--- Start ---

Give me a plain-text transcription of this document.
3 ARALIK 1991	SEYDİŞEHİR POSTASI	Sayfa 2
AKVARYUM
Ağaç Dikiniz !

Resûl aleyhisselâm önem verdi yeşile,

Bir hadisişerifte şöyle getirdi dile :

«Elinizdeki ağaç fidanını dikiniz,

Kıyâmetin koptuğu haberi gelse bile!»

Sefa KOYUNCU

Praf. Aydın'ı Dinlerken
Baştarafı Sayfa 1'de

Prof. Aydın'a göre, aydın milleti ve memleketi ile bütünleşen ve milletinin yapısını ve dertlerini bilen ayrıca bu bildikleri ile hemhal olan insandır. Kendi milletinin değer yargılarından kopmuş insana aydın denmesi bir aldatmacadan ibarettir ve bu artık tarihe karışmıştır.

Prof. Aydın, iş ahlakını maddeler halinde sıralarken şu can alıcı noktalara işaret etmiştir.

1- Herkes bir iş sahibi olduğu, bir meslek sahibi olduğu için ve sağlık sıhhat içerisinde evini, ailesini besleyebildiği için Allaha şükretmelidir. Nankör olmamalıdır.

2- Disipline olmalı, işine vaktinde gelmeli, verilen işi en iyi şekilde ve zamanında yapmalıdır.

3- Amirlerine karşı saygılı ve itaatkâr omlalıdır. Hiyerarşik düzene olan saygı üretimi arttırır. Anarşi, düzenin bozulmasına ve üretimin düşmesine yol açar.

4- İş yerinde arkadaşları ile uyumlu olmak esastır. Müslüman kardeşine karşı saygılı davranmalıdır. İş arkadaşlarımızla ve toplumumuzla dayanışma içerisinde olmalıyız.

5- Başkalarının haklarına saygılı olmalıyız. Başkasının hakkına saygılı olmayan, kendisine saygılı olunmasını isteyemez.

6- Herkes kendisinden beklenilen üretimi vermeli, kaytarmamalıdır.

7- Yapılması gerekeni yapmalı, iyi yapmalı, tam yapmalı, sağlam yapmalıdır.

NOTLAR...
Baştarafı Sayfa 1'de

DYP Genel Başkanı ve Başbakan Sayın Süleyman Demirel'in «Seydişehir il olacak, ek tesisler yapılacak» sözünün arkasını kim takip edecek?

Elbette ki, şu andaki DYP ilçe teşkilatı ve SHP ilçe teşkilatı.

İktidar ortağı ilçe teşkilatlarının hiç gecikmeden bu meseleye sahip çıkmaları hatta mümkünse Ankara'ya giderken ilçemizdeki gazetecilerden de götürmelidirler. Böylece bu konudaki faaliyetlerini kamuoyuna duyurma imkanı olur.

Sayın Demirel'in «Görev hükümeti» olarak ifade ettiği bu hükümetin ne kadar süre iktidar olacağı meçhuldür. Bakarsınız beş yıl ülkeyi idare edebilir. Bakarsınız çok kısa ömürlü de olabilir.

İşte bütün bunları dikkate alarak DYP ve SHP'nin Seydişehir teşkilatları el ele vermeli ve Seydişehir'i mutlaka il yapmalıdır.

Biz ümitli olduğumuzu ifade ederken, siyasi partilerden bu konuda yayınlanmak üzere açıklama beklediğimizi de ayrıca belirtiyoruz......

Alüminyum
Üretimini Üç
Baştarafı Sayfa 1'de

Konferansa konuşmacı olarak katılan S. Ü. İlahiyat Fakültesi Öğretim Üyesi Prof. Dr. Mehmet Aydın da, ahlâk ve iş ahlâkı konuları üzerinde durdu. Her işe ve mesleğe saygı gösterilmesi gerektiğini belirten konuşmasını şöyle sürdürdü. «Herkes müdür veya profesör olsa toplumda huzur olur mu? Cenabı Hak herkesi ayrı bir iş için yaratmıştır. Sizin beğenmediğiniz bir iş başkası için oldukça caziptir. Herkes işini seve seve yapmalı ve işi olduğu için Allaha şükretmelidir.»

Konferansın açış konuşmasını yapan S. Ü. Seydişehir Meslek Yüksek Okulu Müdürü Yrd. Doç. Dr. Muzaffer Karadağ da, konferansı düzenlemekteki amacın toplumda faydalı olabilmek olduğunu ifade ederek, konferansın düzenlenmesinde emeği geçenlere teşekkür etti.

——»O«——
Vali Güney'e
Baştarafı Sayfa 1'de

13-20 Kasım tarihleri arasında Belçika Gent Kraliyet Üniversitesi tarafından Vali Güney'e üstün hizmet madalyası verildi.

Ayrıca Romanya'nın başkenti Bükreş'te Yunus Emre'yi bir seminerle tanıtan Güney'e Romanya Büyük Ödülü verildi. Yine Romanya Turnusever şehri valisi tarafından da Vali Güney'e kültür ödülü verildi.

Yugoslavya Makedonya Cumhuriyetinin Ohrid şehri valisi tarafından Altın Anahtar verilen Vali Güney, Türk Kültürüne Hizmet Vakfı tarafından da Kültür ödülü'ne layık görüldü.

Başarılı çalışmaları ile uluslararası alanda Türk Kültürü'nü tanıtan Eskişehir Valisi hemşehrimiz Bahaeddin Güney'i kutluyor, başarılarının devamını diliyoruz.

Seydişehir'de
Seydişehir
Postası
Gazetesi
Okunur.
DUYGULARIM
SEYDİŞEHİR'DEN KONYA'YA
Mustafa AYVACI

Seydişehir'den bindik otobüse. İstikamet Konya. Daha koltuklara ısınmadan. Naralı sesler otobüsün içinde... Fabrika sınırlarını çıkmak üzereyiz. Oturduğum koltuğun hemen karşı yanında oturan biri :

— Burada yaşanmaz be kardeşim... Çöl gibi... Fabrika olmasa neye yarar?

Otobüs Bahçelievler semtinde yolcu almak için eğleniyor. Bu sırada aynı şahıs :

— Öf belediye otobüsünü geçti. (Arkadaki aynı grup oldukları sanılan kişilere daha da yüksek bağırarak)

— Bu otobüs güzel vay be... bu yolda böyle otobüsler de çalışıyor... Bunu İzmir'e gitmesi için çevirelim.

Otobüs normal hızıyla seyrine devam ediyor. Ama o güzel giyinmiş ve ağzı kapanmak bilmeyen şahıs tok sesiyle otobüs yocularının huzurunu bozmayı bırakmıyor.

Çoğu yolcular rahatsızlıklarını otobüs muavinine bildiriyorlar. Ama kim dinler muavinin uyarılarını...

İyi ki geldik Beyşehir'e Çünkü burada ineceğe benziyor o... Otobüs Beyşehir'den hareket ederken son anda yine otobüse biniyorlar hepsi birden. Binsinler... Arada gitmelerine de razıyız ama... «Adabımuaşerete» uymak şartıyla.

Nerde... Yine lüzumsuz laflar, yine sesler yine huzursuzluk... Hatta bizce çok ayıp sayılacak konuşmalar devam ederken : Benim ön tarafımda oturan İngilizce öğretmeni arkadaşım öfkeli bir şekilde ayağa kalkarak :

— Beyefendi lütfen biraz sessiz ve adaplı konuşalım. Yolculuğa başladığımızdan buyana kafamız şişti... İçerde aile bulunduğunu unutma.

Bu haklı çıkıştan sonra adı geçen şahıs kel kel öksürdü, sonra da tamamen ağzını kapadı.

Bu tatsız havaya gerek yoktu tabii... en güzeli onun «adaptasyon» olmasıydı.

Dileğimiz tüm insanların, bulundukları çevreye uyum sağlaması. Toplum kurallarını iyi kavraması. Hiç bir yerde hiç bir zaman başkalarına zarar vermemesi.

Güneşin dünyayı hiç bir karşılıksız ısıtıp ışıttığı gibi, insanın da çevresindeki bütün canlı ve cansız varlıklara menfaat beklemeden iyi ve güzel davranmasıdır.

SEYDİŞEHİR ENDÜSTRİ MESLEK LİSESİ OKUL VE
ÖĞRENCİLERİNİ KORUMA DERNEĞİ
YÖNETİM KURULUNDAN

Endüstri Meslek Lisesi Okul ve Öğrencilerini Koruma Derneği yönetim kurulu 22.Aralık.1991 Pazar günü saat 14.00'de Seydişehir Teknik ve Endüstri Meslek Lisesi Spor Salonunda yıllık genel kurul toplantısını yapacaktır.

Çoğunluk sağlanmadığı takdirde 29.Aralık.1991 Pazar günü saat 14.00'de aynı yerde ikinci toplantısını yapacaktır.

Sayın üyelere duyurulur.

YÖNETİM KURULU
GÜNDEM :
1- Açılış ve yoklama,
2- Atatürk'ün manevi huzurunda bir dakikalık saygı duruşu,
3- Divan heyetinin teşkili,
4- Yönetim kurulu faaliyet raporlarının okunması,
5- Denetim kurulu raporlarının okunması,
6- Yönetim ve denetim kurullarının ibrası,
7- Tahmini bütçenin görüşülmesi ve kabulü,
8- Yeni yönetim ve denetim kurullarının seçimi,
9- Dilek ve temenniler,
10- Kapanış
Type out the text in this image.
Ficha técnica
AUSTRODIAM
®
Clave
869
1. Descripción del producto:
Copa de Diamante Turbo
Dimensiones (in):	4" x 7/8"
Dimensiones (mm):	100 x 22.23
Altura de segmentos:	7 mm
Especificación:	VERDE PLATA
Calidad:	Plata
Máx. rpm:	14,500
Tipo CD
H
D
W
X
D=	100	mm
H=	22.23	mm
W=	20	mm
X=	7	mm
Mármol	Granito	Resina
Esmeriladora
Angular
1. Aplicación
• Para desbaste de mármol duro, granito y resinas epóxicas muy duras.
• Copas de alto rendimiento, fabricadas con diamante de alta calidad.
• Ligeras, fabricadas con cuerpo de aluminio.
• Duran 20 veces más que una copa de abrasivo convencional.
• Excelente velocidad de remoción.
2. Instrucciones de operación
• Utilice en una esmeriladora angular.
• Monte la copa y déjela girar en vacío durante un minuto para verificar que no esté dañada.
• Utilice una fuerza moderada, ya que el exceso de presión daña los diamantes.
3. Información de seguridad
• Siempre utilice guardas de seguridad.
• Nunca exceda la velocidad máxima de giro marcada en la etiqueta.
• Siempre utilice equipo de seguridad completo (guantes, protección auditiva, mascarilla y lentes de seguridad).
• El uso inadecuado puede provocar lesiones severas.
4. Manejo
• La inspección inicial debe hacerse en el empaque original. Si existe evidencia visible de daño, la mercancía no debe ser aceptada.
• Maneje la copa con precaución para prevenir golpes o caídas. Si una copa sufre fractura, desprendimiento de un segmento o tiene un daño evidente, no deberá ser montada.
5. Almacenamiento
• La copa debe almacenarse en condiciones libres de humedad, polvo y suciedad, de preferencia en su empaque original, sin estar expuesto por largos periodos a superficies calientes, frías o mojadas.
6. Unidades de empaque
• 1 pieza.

--- End ---

» **Task prompt**: Pull every line containing "yerde" from the material above.

» **Solution to the exercise**:
Dileğimiz tüm insanların, bulundukları çevreye uyum sağlaması. Toplum kurallarını iyi kavraması. Hiç bir yerde hiç bir zaman başkalarına zarar vermemesi.
Çoğunluk sağlanmadığı takdirde 29.Aralık.1991 Pazar günü saat 14.00'de aynı yerde ikinci toplantısını yapacaktır.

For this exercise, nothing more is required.